> Problem to work on:
Swap every "black-move" in the records for "dark-move" and reproduce them otherwise unchanged, omitting the pictures.
━━━━━━━━━━━━━━━━━━━━━━━━━━━━━━
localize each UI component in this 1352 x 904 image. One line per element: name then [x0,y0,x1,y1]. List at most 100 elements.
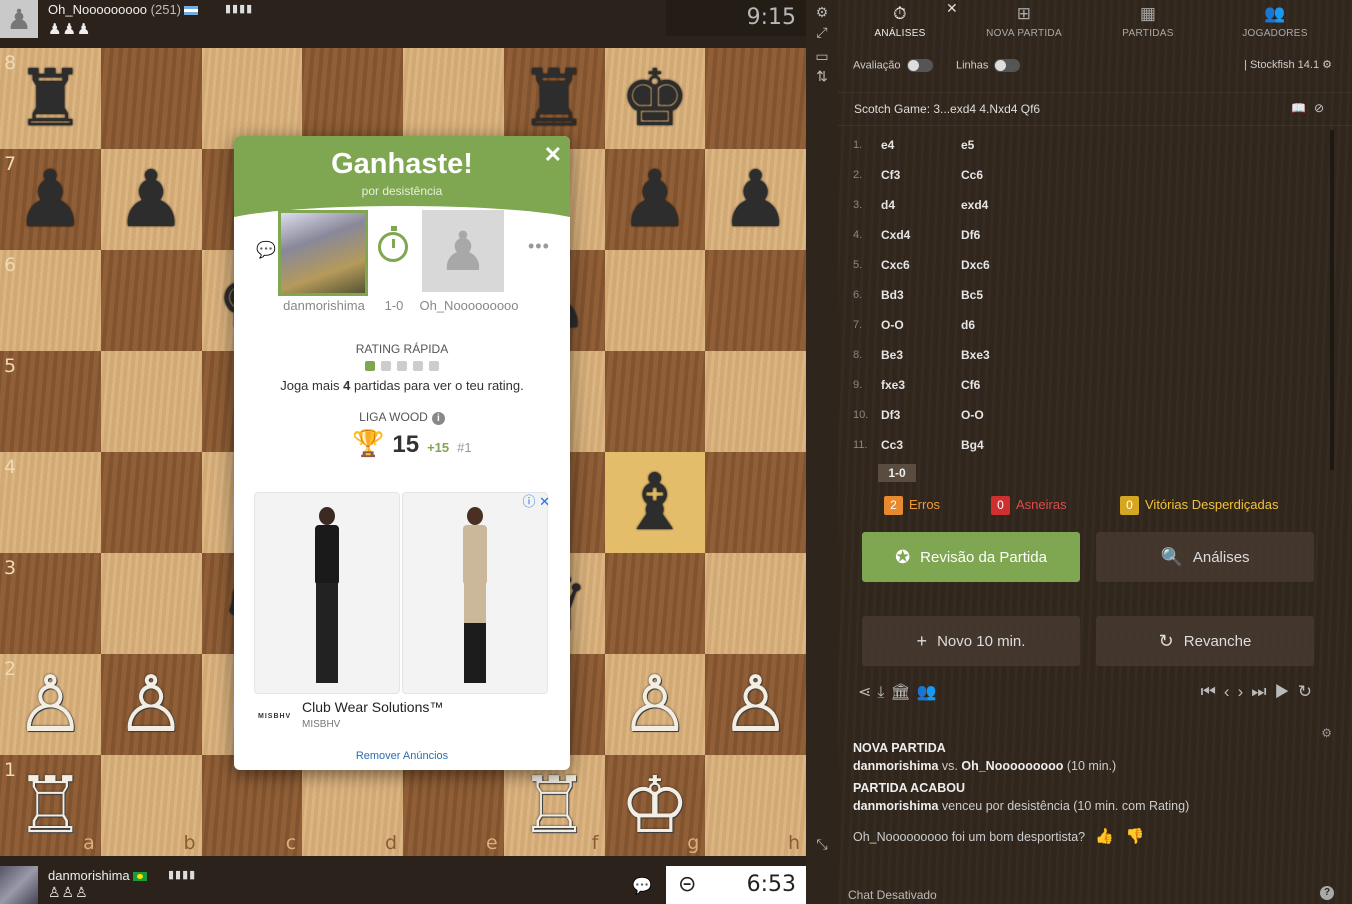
settings-gear-icon[interactable]: ⚙ [814,4,830,20]
engine-selector[interactable]: | Stockfish 14.1 ⚙ [1244,58,1332,71]
flip-board-icon[interactable]: ⇅ [814,68,830,84]
players-compare-icon[interactable]: 👥 [917,684,943,701]
analyses-button[interactable]: 🔍 Análises [1096,532,1314,582]
thumbs-down-icon[interactable]: 👎 [1126,828,1157,845]
square-d1[interactable]: d [302,755,403,856]
black-move[interactable]: Cf6 [961,378,980,392]
info-icon[interactable]: i [431,412,445,425]
square-e8[interactable] [403,48,504,149]
piece-a8[interactable]: ♜ [0,48,101,149]
square-g5[interactable] [604,351,706,452]
square-b4[interactable] [100,452,202,553]
ad-image-model-1[interactable] [254,492,400,694]
library-icon[interactable]: 🏛 [890,684,916,701]
piece-b2[interactable]: ♙ [101,654,202,755]
piece-h7[interactable]: ♟ [705,149,806,250]
square-g4[interactable]: ♝ [604,452,706,553]
black-move[interactable]: Bxe3 [961,348,990,362]
white-move[interactable]: O-O [881,318,904,332]
piece-a1[interactable]: ♖ [0,755,101,856]
piece-a7[interactable]: ♟ [0,149,101,250]
piece-h2[interactable]: ♙ [705,654,806,755]
black-move[interactable]: d6 [961,318,975,332]
black-move[interactable]: Bg4 [961,438,984,452]
white-move[interactable]: Cc3 [881,438,903,452]
square-b2[interactable]: ♙ [100,654,202,755]
chat-bubble-icon[interactable]: 💬 [632,876,652,896]
toggle-switch[interactable] [906,59,933,72]
square-a2[interactable]: 2 ♙ [0,654,101,755]
piece-g7[interactable]: ♟ [605,149,706,250]
piece-g8[interactable]: ♚ [605,48,706,149]
prev-move-icon[interactable]: ‹ [1224,682,1238,701]
piece-a2[interactable]: ♙ [0,654,101,755]
help-icon[interactable]: ? [1320,886,1334,900]
square-h2[interactable]: ♙ [705,654,806,755]
white-move[interactable]: Cxd4 [881,228,910,242]
white-move[interactable]: e4 [881,138,894,152]
black-move[interactable]: O-O [961,408,984,422]
white-move[interactable]: Be3 [881,348,903,362]
resize-board-icon[interactable]: ⤡ [814,836,830,852]
advertisement[interactable]: ⓘ ✕ MISBHV Club Wear Solutions™ MISBHV [254,491,550,736]
square-h7[interactable]: ♟ [705,149,806,250]
square-h4[interactable] [705,452,806,553]
square-b5[interactable] [100,351,202,452]
white-move[interactable]: Df3 [881,408,900,422]
theater-mode-icon[interactable]: ▭ [814,48,830,64]
square-g6[interactable] [604,250,706,351]
blunders-stat[interactable]: 0 Asneiras [991,496,1067,515]
square-h5[interactable] [705,351,806,452]
tab-analyses[interactable]: ⏱ ANÁLISES [838,0,962,46]
tab-games[interactable]: ▦ PARTIDAS [1086,0,1210,46]
square-d8[interactable] [302,48,403,149]
loser-name[interactable]: Oh_Nooooooooo [414,298,524,313]
white-move[interactable]: Cf3 [881,168,900,182]
black-move[interactable]: Bc5 [961,288,983,302]
square-h1[interactable]: h [705,755,806,856]
game-review-button[interactable]: ✪ Revisão da Partida [862,532,1080,582]
errors-stat[interactable]: 2 Erros [884,496,940,515]
move-list-scrollbar[interactable] [1330,130,1334,470]
square-b6[interactable] [100,250,202,351]
player-avatar[interactable] [0,866,38,904]
toggle-switch[interactable] [994,59,1021,72]
white-move[interactable]: Cxc6 [881,258,910,272]
player-name[interactable]: danmorishima [48,868,147,883]
remove-ads-link[interactable]: Remover Anúncios [234,750,570,762]
piece-g1[interactable]: ♔ [605,755,706,856]
square-a3[interactable]: 3 [0,553,101,654]
chat-icon[interactable]: 💬 [256,240,276,260]
last-move-icon[interactable]: ⏭ [1251,682,1274,701]
square-g3[interactable] [604,553,706,654]
square-c8[interactable] [201,48,303,149]
square-g2[interactable]: ♙ [604,654,706,755]
book-icon[interactable]: 📖 [1291,101,1314,115]
rematch-button[interactable]: ↻ Revanche [1096,616,1314,666]
square-g8[interactable]: ♚ [604,48,706,149]
piece-f8[interactable]: ♜ [504,48,605,149]
square-g1[interactable]: g ♔ [604,755,706,856]
black-move[interactable]: e5 [961,138,974,152]
piece-b7[interactable]: ♟ [101,149,202,250]
square-a4[interactable]: 4 [0,452,101,553]
piece-g4[interactable]: ♝ [605,452,706,553]
black-move[interactable]: Df6 [961,228,980,242]
black-move[interactable]: Dxc6 [961,258,990,272]
square-b8[interactable] [100,48,202,149]
ad-title[interactable]: Club Wear Solutions™ [302,699,443,715]
missed-wins-stat[interactable]: 0 Vitórias Desperdiçadas [1120,496,1278,515]
winner-avatar[interactable] [278,210,368,296]
white-move[interactable]: fxe3 [881,378,905,392]
next-move-icon[interactable]: › [1238,682,1252,701]
square-a7[interactable]: 7 ♟ [0,149,101,250]
share-icon[interactable]: ⋖ [858,684,877,701]
square-b3[interactable] [100,553,202,654]
square-h3[interactable] [705,553,806,654]
thumbs-up-icon[interactable]: 👍 [1095,828,1126,845]
square-b1[interactable]: b [100,755,202,856]
ad-image-model-2[interactable] [402,492,548,694]
more-options-icon[interactable]: ••• [528,236,550,257]
piece-f1[interactable]: ♖ [504,755,605,856]
close-icon[interactable]: ✕ [544,142,562,168]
━━━━━━━━━━━━━━━━━━━━━━━━━━━━━━
> The reply:
localize each UI component in this 1352 x 904 image. One line per element: name then [x0,y0,x1,y1]. List at most 100 elements.
settings-gear-icon[interactable]: ⚙ [814,4,830,20]
engine-selector[interactable]: | Stockfish 14.1 ⚙ [1244,58,1332,71]
flip-board-icon[interactable]: ⇅ [814,68,830,84]
players-compare-icon[interactable]: 👥 [917,684,943,701]
analyses-button[interactable]: 🔍 Análises [1096,532,1314,582]
thumbs-down-icon[interactable]: 👎 [1126,828,1157,845]
square-d1[interactable]: d [302,755,403,856]
dark-move[interactable]: Cf6 [961,378,980,392]
info-icon[interactable]: i [431,412,445,425]
square-e8[interactable] [403,48,504,149]
piece-a8[interactable]: ♜ [0,48,101,149]
square-g5[interactable] [604,351,706,452]
square-b4[interactable] [100,452,202,553]
ad-image-model-1[interactable] [254,492,400,694]
library-icon[interactable]: 🏛 [890,684,916,701]
piece-b2[interactable]: ♙ [101,654,202,755]
piece-h7[interactable]: ♟ [705,149,806,250]
square-g4[interactable]: ♝ [604,452,706,553]
dark-move[interactable]: Bxe3 [961,348,990,362]
white-move[interactable]: O-O [881,318,904,332]
piece-a1[interactable]: ♖ [0,755,101,856]
piece-a7[interactable]: ♟ [0,149,101,250]
piece-h2[interactable]: ♙ [705,654,806,755]
dark-move[interactable]: d6 [961,318,975,332]
dark-move[interactable]: Bg4 [961,438,984,452]
white-move[interactable]: Cc3 [881,438,903,452]
square-b2[interactable]: ♙ [100,654,202,755]
chat-bubble-icon[interactable]: 💬 [632,876,652,896]
toggle-switch[interactable] [906,59,933,72]
square-a2[interactable]: 2 ♙ [0,654,101,755]
piece-g7[interactable]: ♟ [605,149,706,250]
piece-g8[interactable]: ♚ [605,48,706,149]
prev-move-icon[interactable]: ‹ [1224,682,1238,701]
piece-a2[interactable]: ♙ [0,654,101,755]
help-icon[interactable]: ? [1320,886,1334,900]
square-h2[interactable]: ♙ [705,654,806,755]
white-move[interactable]: Cxd4 [881,228,910,242]
white-move[interactable]: e4 [881,138,894,152]
dark-move[interactable]: O-O [961,408,984,422]
white-move[interactable]: Be3 [881,348,903,362]
resize-board-icon[interactable]: ⤡ [814,836,830,852]
advertisement[interactable]: ⓘ ✕ MISBHV Club Wear Solutions™ MISBHV [254,491,550,736]
square-h7[interactable]: ♟ [705,149,806,250]
square-h4[interactable] [705,452,806,553]
square-b5[interactable] [100,351,202,452]
white-move[interactable]: Df3 [881,408,900,422]
theater-mode-icon[interactable]: ▭ [814,48,830,64]
square-g6[interactable] [604,250,706,351]
blunders-stat[interactable]: 0 Asneiras [991,496,1067,515]
square-h5[interactable] [705,351,806,452]
tab-analyses[interactable]: ⏱ ANÁLISES [838,0,962,46]
tab-games[interactable]: ▦ PARTIDAS [1086,0,1210,46]
square-d8[interactable] [302,48,403,149]
loser-name[interactable]: Oh_Nooooooooo [414,298,524,313]
white-move[interactable]: Cf3 [881,168,900,182]
dark-move[interactable]: Bc5 [961,288,983,302]
square-h1[interactable]: h [705,755,806,856]
game-review-button[interactable]: ✪ Revisão da Partida [862,532,1080,582]
errors-stat[interactable]: 2 Erros [884,496,940,515]
move-list-scrollbar[interactable] [1330,130,1334,470]
square-b6[interactable] [100,250,202,351]
player-avatar[interactable] [0,866,38,904]
toggle-switch[interactable] [994,59,1021,72]
white-move[interactable]: Cxc6 [881,258,910,272]
player-name[interactable]: danmorishima [48,868,147,883]
remove-ads-link[interactable]: Remover Anúncios [234,750,570,762]
piece-g1[interactable]: ♔ [605,755,706,856]
square-a3[interactable]: 3 [0,553,101,654]
chat-icon[interactable]: 💬 [256,240,276,260]
last-move-icon[interactable]: ⏭ [1251,682,1274,701]
square-g3[interactable] [604,553,706,654]
square-c8[interactable] [201,48,303,149]
square-g2[interactable]: ♙ [604,654,706,755]
book-icon[interactable]: 📖 [1291,101,1314,115]
rematch-button[interactable]: ↻ Revanche [1096,616,1314,666]
square-g8[interactable]: ♚ [604,48,706,149]
piece-f8[interactable]: ♜ [504,48,605,149]
square-g1[interactable]: g ♔ [604,755,706,856]
dark-move[interactable]: e5 [961,138,974,152]
piece-b7[interactable]: ♟ [101,149,202,250]
square-a4[interactable]: 4 [0,452,101,553]
piece-g4[interactable]: ♝ [605,452,706,553]
dark-move[interactable]: Df6 [961,228,980,242]
dark-move[interactable]: Dxc6 [961,258,990,272]
square-b8[interactable] [100,48,202,149]
ad-title[interactable]: Club Wear Solutions™ [302,699,443,715]
missed-wins-stat[interactable]: 0 Vitórias Desperdiçadas [1120,496,1278,515]
winner-avatar[interactable] [278,210,368,296]
white-move[interactable]: fxe3 [881,378,905,392]
next-move-icon[interactable]: › [1238,682,1252,701]
square-a7[interactable]: 7 ♟ [0,149,101,250]
share-icon[interactable]: ⋖ [858,684,877,701]
square-b3[interactable] [100,553,202,654]
square-h3[interactable] [705,553,806,654]
thumbs-up-icon[interactable]: 👍 [1095,828,1126,845]
square-b1[interactable]: b [100,755,202,856]
ad-image-model-2[interactable] [402,492,548,694]
more-options-icon[interactable]: ••• [528,236,550,257]
piece-f1[interactable]: ♖ [504,755,605,856]
close-icon[interactable]: ✕ [544,142,562,168]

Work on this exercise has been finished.